§ **What the task asks**:
Reproduce each line exactly.

§ **Extracted data**:
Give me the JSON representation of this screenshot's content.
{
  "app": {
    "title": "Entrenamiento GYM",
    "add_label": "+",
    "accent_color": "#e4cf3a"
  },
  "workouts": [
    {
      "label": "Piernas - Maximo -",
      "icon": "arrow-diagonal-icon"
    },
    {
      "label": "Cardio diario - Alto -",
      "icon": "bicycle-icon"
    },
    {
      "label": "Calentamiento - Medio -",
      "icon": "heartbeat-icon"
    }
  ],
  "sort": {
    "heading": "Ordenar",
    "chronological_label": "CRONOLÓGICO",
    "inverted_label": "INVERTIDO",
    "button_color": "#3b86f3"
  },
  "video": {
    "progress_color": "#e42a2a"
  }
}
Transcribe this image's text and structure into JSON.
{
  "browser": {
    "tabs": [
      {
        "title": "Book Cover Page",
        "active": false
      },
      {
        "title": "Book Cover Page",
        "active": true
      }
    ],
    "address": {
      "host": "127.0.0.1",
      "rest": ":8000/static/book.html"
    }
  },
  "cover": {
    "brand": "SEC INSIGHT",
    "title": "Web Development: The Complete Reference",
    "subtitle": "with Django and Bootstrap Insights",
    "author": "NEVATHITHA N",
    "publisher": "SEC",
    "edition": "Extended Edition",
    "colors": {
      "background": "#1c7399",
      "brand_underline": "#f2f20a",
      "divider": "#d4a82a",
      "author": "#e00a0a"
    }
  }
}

§ **Task result**:
Give me the JSON representation of this screenshot's content.
{
  "app": {
    "title": "Entrenamiento GYM",
    "add_label": "+",
    "accent_color": "#e4cf3a"
  },
  "workouts": [
    {
      "label": "Piernas - Maximo -",
      "icon": "arrow-diagonal-icon"
    },
    {
      "label": "Cardio diario - Alto -",
      "icon": "bicycle-icon"
    },
    {
      "label": "Calentamiento - Medio -",
      "icon": "heartbeat-icon"
    }
  ],
  "sort": {
    "heading": "Ordenar",
    "chronological_label": "CRONOLÓGICO",
    "inverted_label": "INVERTIDO",
    "button_color": "#3b86f3"
  },
  "video": {
    "progress_color": "#e42a2a"
  }
}
Transcribe this image's text and structure into JSON.
{
  "browser": {
    "tabs": [
      {
        "title": "Book Cover Page",
        "active": false
      },
      {
        "title": "Book Cover Page",
        "active": true
      }
    ],
    "address": {
      "host": "127.0.0.1",
      "rest": ":8000/static/book.html"
    }
  },
  "cover": {
    "brand": "SEC INSIGHT",
    "title": "Web Development: The Complete Reference",
    "subtitle": "with Django and Bootstrap Insights",
    "author": "NEVATHITHA N",
    "publisher": "SEC",
    "edition": "Extended Edition",
    "colors": {
      "background": "#1c7399",
      "brand_underline": "#f2f20a",
      "divider": "#d4a82a",
      "author": "#e00a0a"
    }
  }
}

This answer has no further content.